• **Work to complete**: Write out, as a numbered list without blank lines, the part of the lines below that opens with the line containing "output 82 of" and closes with the line containing "bar <box>558 285 564 298</box>". Leave the pictures out.

• **Data provided**:
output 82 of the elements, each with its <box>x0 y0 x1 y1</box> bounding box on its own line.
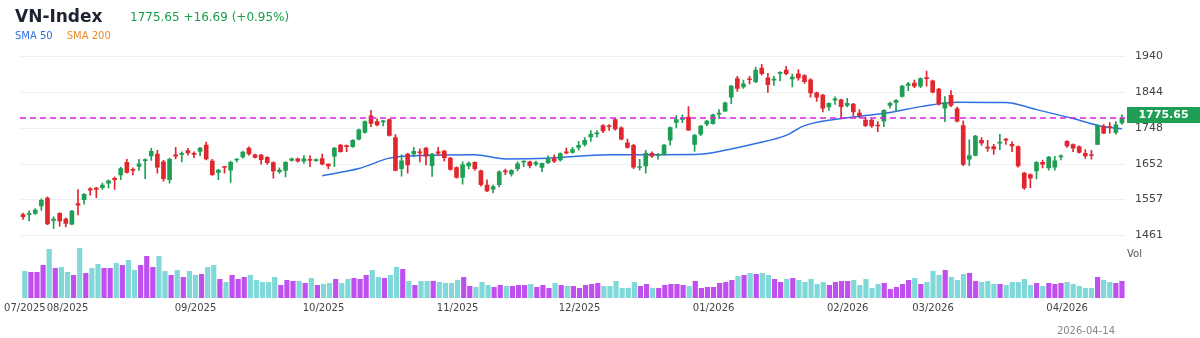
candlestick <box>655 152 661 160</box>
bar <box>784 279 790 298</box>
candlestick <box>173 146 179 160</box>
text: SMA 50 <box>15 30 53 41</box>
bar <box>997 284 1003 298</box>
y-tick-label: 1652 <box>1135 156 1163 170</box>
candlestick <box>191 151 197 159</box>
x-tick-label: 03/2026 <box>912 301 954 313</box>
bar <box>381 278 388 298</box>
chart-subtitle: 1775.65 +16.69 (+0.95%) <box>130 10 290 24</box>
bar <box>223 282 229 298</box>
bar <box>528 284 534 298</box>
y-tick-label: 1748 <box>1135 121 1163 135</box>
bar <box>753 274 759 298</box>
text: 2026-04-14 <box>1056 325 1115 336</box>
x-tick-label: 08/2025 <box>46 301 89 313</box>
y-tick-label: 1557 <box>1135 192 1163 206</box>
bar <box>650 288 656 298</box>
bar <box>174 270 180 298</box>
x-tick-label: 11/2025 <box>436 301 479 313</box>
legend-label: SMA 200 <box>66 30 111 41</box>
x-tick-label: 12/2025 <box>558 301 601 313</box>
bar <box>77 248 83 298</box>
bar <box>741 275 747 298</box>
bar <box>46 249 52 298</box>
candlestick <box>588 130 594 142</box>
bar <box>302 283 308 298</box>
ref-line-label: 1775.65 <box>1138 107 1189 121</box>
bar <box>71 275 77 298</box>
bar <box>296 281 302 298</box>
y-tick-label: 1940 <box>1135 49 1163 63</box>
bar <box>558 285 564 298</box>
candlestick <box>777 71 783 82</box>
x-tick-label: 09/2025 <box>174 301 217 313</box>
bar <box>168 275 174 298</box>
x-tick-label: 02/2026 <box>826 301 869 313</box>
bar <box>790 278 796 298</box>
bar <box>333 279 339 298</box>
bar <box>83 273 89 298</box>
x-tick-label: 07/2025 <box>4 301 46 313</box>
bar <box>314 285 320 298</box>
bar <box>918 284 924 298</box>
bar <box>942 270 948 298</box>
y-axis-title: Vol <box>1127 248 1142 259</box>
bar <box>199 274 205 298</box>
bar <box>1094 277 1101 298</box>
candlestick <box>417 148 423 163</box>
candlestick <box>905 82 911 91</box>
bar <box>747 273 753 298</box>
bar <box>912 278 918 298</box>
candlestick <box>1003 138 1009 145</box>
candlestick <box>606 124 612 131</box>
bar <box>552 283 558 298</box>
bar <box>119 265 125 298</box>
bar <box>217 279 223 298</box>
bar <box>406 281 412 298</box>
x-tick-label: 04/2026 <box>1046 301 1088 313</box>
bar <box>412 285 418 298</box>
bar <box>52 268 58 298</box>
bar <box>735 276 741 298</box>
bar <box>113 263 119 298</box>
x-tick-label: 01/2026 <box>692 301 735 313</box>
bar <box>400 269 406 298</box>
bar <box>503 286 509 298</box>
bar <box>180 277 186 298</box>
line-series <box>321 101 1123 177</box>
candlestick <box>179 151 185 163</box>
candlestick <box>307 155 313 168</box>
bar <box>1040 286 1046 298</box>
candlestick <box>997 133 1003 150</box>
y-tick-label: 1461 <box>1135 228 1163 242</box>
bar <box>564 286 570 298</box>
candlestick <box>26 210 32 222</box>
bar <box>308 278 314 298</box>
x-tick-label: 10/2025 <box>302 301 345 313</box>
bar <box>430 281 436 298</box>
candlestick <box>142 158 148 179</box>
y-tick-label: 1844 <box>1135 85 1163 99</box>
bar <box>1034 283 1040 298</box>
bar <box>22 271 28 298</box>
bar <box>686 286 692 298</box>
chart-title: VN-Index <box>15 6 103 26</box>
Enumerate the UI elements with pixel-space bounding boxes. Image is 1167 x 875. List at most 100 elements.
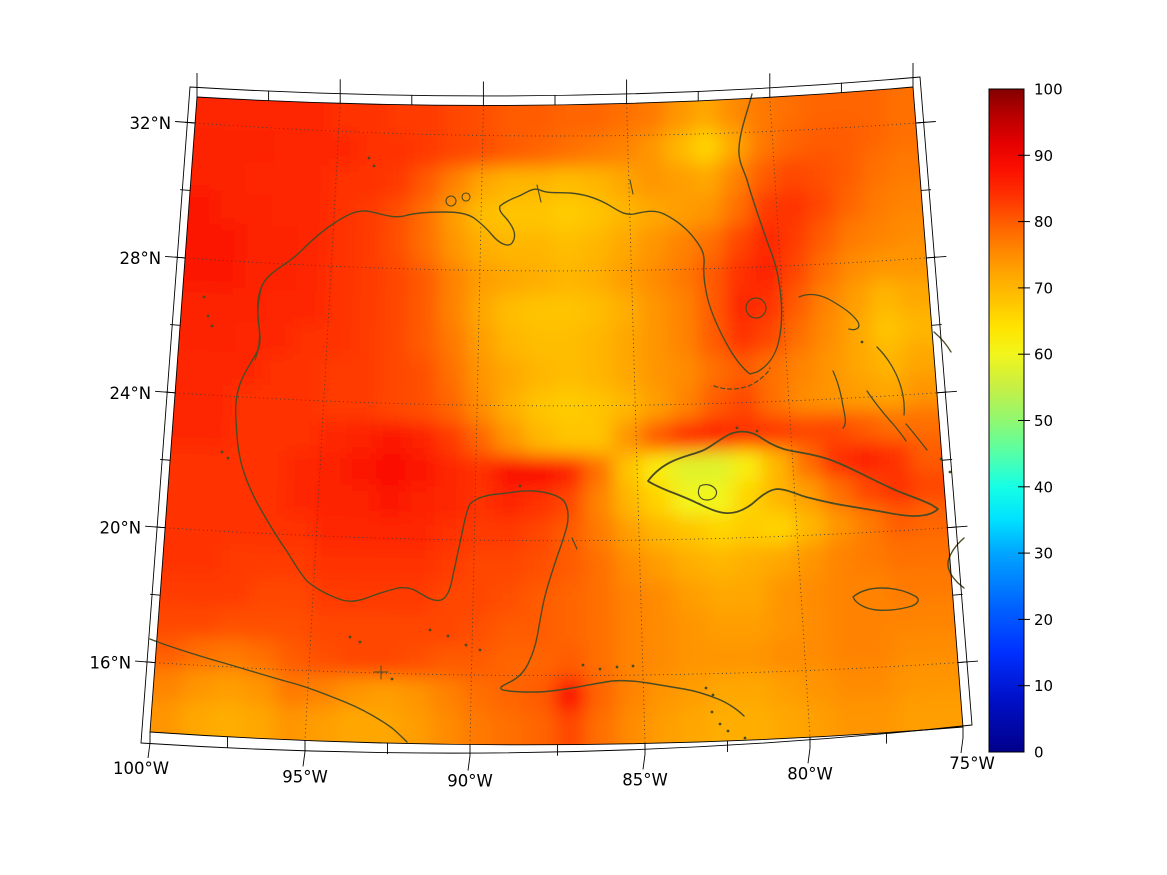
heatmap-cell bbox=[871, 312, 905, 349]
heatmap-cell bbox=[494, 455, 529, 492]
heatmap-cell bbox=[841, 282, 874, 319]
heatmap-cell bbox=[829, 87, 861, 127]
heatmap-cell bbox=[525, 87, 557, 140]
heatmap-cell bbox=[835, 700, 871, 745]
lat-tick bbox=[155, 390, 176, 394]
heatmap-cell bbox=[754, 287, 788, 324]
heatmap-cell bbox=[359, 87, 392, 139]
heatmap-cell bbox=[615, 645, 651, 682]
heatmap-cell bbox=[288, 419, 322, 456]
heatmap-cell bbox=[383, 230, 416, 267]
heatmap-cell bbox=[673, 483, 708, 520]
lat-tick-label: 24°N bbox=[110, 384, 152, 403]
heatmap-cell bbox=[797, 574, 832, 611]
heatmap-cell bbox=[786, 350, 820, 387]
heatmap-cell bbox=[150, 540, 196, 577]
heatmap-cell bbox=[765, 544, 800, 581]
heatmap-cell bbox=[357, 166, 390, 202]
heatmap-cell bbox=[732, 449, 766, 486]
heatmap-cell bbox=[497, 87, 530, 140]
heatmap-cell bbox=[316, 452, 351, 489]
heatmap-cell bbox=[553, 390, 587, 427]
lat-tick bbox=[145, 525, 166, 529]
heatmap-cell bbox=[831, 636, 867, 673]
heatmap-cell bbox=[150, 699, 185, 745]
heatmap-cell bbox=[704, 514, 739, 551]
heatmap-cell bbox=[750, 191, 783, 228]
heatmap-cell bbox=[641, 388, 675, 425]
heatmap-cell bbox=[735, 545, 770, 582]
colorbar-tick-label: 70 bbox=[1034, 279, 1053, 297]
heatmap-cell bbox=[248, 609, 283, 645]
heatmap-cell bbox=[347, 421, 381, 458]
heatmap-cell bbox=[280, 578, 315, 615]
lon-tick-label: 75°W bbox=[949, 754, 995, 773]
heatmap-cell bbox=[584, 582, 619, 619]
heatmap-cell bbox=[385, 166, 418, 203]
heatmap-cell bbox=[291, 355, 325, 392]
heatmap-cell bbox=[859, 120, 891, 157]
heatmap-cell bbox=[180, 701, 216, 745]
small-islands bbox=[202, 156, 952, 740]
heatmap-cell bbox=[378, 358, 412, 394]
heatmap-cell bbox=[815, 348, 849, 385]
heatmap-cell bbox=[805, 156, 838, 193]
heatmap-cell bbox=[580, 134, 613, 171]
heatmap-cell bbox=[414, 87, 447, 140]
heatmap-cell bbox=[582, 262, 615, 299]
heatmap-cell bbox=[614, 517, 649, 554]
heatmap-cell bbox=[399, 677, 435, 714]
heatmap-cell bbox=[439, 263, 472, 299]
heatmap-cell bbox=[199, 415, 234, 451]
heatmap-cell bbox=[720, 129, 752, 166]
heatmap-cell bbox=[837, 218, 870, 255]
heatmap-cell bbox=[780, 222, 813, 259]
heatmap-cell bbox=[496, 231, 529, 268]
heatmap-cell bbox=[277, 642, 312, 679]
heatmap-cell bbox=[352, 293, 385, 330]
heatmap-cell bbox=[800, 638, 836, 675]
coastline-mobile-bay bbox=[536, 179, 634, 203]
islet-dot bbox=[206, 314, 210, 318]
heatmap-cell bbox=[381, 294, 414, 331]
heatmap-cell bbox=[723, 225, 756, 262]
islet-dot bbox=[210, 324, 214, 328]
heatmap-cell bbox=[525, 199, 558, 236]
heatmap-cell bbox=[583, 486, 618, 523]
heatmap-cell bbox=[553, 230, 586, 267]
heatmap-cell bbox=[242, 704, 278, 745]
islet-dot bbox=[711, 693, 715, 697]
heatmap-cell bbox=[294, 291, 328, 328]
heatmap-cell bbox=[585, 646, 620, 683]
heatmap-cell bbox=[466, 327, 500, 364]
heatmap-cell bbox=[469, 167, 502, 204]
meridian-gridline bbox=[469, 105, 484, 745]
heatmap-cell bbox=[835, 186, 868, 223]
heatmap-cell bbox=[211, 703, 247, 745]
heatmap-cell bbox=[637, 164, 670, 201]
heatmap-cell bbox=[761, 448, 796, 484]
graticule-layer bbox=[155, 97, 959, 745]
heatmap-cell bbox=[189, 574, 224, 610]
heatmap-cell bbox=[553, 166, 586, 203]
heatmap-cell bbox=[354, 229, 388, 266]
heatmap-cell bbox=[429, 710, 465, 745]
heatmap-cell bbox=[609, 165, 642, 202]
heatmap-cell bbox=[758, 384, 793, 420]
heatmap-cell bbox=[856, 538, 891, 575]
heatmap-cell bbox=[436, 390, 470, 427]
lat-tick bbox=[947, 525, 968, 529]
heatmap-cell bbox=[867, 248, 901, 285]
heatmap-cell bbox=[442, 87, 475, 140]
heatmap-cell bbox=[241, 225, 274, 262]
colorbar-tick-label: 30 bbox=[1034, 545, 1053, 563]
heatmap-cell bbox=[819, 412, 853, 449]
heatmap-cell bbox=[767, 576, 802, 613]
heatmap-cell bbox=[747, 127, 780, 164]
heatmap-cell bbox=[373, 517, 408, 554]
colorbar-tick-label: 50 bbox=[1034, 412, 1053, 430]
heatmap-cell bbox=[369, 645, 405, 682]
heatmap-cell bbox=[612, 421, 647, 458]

---

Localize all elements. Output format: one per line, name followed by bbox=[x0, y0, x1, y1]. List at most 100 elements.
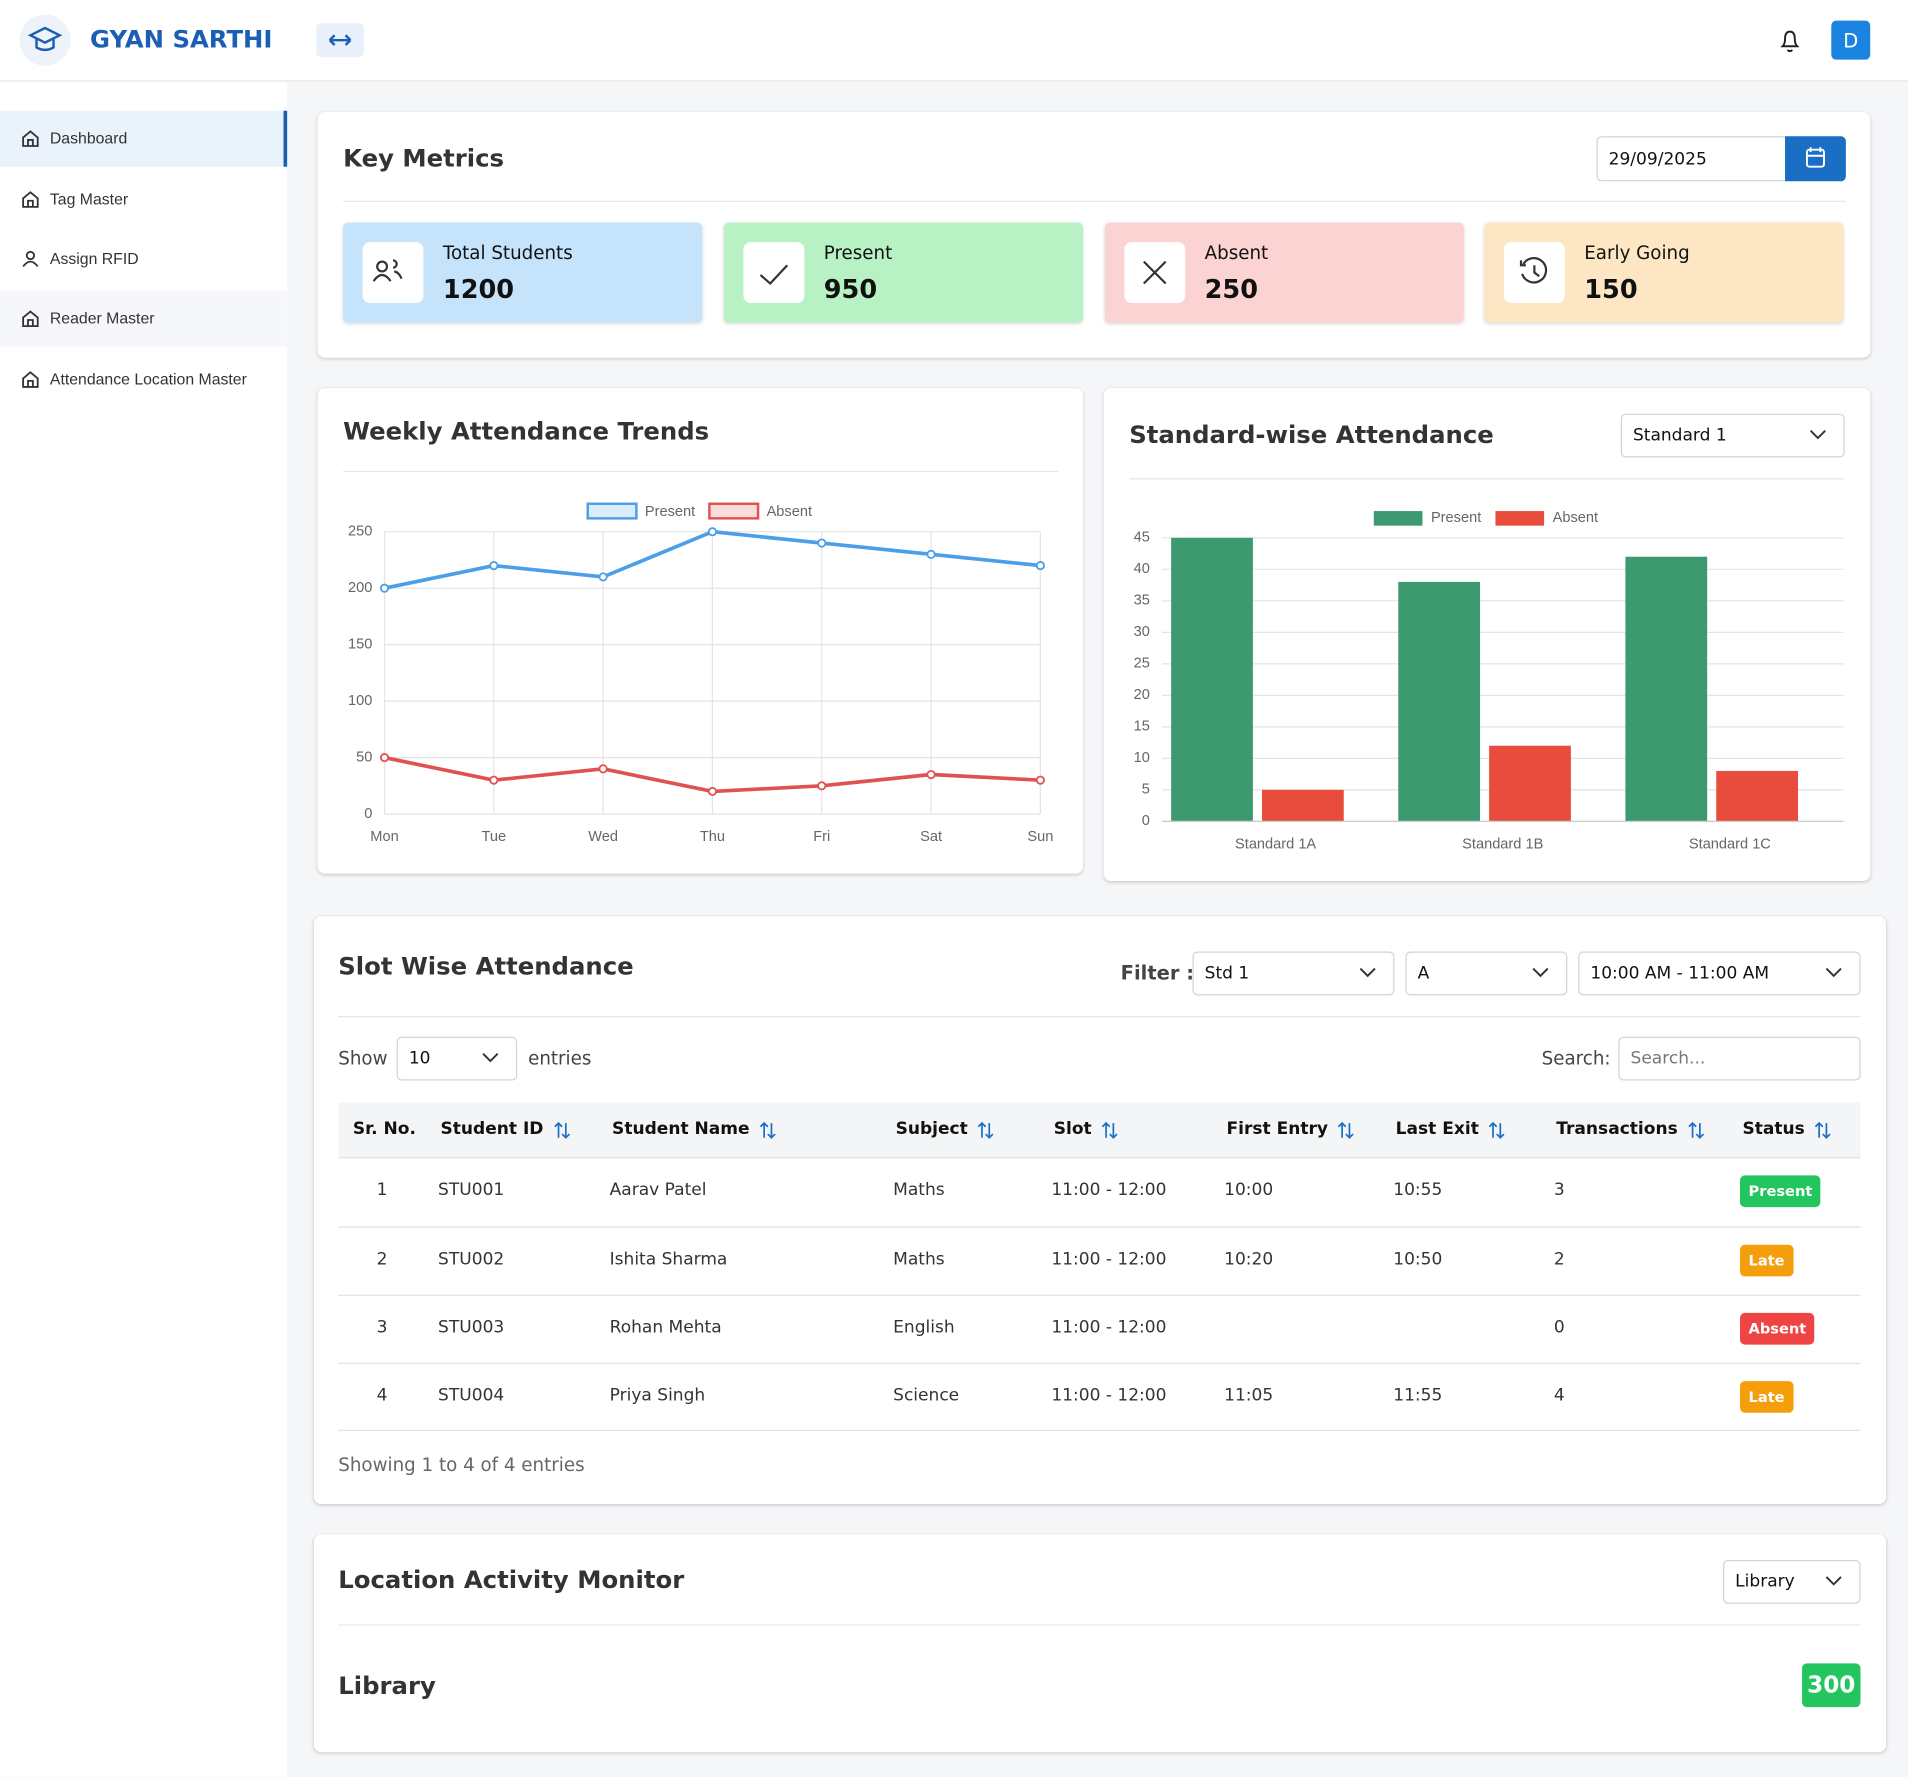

• **Solution**:
1. output 82 of the elements, each with its <box>x0 y0 x1 y1</box> bounding box on its own line.
2. candlestick <box>655 152 661 160</box>
3. bar <box>784 279 790 298</box>
4. candlestick <box>173 146 179 160</box>
5. text: SMA 50 <box>15 30 53 41</box>
6. bar <box>997 284 1003 298</box>
7. y-tick-label: 1652 <box>1135 156 1163 170</box>
8. candlestick <box>191 151 197 159</box>
9. x-tick-label: 03/2026 <box>912 301 954 313</box>
10. bar <box>381 278 388 298</box>
11. chart-subtitle: 1775.65 +16.69 (+0.95%) <box>130 10 290 24</box>
12. bar <box>223 282 229 298</box>
13. bar <box>528 284 534 298</box>
14. y-tick-label: 1748 <box>1135 121 1163 135</box>
15. bar <box>753 274 759 298</box>
16. text: 2026-04-14 <box>1056 325 1115 336</box>
17. x-tick-label: 08/2025 <box>46 301 89 313</box>
18. y-tick-label: 1557 <box>1135 192 1163 206</box>
19. bar <box>650 288 656 298</box>
20. bar <box>174 270 180 298</box>
21. x-tick-label: 11/2025 <box>436 301 479 313</box>
22. legend-label: SMA 200 <box>66 30 111 41</box>
23. x-tick-label: 12/2025 <box>558 301 601 313</box>
24. bar <box>77 248 83 298</box>
25. bar <box>741 275 747 298</box>
26. bar <box>46 249 52 298</box>
27. candlestick <box>588 130 594 142</box>
28. bar <box>302 283 308 298</box>
29. ref-line-label: 1775.65 <box>1138 107 1189 121</box>
30. bar <box>71 275 77 298</box>
31. bar <box>296 281 302 298</box>
32. y-tick-label: 1940 <box>1135 49 1163 63</box>
33. bar <box>558 285 564 298</box>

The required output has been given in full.